## Instructions for the task
Lay out every line of the records below as a JSON list of strings, one string per line, and skip any blank lines.

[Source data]
☆ ☆ ☆ ☆

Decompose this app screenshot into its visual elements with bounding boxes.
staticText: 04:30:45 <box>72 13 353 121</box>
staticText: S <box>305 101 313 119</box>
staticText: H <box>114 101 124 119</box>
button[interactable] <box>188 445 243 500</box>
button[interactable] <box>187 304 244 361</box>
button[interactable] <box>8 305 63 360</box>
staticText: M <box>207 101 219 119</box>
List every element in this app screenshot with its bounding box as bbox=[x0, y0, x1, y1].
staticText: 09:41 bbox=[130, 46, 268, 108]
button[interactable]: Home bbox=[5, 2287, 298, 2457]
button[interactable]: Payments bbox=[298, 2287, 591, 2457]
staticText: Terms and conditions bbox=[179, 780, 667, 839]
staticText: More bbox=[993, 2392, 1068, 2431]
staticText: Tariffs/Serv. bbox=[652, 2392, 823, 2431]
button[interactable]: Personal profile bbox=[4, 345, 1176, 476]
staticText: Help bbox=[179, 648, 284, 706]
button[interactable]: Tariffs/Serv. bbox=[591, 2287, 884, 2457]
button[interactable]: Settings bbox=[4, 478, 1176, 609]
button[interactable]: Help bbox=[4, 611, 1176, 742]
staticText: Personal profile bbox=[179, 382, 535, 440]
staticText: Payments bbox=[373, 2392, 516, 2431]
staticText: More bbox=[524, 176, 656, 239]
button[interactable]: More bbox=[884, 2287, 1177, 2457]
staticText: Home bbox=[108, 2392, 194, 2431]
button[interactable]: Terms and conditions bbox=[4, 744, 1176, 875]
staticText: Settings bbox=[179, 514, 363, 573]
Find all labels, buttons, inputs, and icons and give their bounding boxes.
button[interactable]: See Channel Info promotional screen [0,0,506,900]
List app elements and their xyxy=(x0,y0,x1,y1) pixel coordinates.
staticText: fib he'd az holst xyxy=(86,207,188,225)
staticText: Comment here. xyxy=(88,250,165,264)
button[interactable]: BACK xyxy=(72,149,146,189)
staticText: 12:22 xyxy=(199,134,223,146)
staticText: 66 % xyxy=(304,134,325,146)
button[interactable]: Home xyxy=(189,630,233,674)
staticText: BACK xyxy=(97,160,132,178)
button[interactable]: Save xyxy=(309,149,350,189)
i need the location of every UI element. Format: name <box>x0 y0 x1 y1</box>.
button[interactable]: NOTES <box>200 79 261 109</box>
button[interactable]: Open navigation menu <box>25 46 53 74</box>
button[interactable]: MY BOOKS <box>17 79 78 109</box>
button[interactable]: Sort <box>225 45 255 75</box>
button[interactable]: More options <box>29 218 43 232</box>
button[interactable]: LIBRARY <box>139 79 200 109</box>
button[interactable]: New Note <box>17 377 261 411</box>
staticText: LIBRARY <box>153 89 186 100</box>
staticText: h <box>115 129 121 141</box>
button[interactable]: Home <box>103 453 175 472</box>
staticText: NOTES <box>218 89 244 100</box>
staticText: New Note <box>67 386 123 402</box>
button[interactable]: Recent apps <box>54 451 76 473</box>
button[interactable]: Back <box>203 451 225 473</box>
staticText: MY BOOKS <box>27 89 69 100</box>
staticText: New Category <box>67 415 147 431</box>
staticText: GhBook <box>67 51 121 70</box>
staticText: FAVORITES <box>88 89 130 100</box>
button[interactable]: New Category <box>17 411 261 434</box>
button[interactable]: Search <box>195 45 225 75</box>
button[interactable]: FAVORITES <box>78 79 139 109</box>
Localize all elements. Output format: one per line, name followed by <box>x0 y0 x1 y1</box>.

☆ ☆ ☆ ☆

## Task answer
[
  "Decompose this app screenshot into its visual elements with bounding boxes.",
  "staticText: 04:30:45 <box>72 13 353 121</box>",
  "staticText: S <box>305 101 313 119</box>",
  "staticText: H <box>114 101 124 119</box>",
  "button[interactable] <box>188 445 243 500</box>",
  "button[interactable] <box>187 304 244 361</box>",
  "button[interactable] <box>8 305 63 360</box>",
  "staticText: M <box>207 101 219 119</box>",
  "List every element in this app screenshot with its bounding box as bbox=[x0, y0, x1, y1].",
  "staticText: 09:41 bbox=[130, 46, 268, 108]",
  "button[interactable]: Home bbox=[5, 2287, 298, 2457]",
  "button[interactable]: Payments bbox=[298, 2287, 591, 2457]",
  "staticText: Terms and conditions bbox=[179, 780, 667, 839]",
  "staticText: More bbox=[993, 2392, 1068, 2431]",
  "staticText: Tariffs/Serv. bbox=[652, 2392, 823, 2431]",
  "button[interactable]: Personal profile bbox=[4, 345, 1176, 476]",
  "staticText: Help bbox=[179, 648, 284, 706]",
  "button[interactable]: Tariffs/Serv. bbox=[591, 2287, 884, 2457]",
  "button[interactable]: Settings bbox=[4, 478, 1176, 609]",
  "button[interactable]: Help bbox=[4, 611, 1176, 742]",
  "staticText: Personal profile bbox=[179, 382, 535, 440]",
  "staticText: Payments bbox=[373, 2392, 516, 2431]",
  "staticText: More bbox=[524, 176, 656, 239]",
  "button[interactable]: More bbox=[884, 2287, 1177, 2457]",
  "staticText: Home bbox=[108, 2392, 194, 2431]",
  "button[interactable]: Terms and conditions bbox=[4, 744, 1176, 875]",
  "staticText: Settings bbox=[179, 514, 363, 573]",
  "Find all labels, buttons, inputs, and icons and give their bounding boxes.",
  "button[interactable]: See Channel Info promotional screen [0,0,506,900]",
  "List app elements and their xyxy=(x0,y0,x1,y1) pixel coordinates.",
  "staticText: fib he'd az holst xyxy=(86,207,188,225)",
  "staticText: Comment here. xyxy=(88,250,165,264)",
  "button[interactable]: BACK xyxy=(72,149,146,189)",
  "staticText: 12:22 xyxy=(199,134,223,146)",
  "staticText: 66 % xyxy=(304,134,325,146)",
  "button[interactable]: Home xyxy=(189,630,233,674)",
  "staticText: BACK xyxy=(97,160,132,178)",
  "button[interactable]: Save xyxy=(309,149,350,189)",
  "i need the location of every UI element. Format: name <box>x0 y0 x1 y1</box>.",
  "button[interactable]: NOTES <box>200 79 261 109</box>",
  "button[interactable]: Open navigation menu <box>25 46 53 74</box>",
  "button[interactable]: MY BOOKS <box>17 79 78 109</box>",
  "button[interactable]: Sort <box>225 45 255 75</box>",
  "button[interactable]: More options <box>29 218 43 232</box>",
  "button[interactable]: LIBRARY <box>139 79 200 109</box>",
  "button[interactable]: New Note <box>17 377 261 411</box>",
  "staticText: LIBRARY <box>153 89 186 100</box>",
  "staticText: h <box>115 129 121 141</box>",
  "button[interactable]: Home <box>103 453 175 472</box>",
  "staticText: NOTES <box>218 89 244 100</box>",
  "staticText: New Note <box>67 386 123 402</box>",
  "button[interactable]: Recent apps <box>54 451 76 473</box>",
  "button[interactable]: Back <box>203 451 225 473</box>",
  "staticText: MY BOOKS <box>27 89 69 100</box>",
  "staticText: New Category <box>67 415 147 431</box>",
  "staticText: GhBook <box>67 51 121 70</box>",
  "staticText: FAVORITES <box>88 89 130 100</box>",
  "button[interactable]: New Category <box>17 411 261 434</box>",
  "button[interactable]: Search <box>195 45 225 75</box>",
  "button[interactable]: FAVORITES <box>78 79 139 109</box>",
  "Localize all elements. Output format: one per line, name followed by <box>x0 y0 x1 y1</box>."
]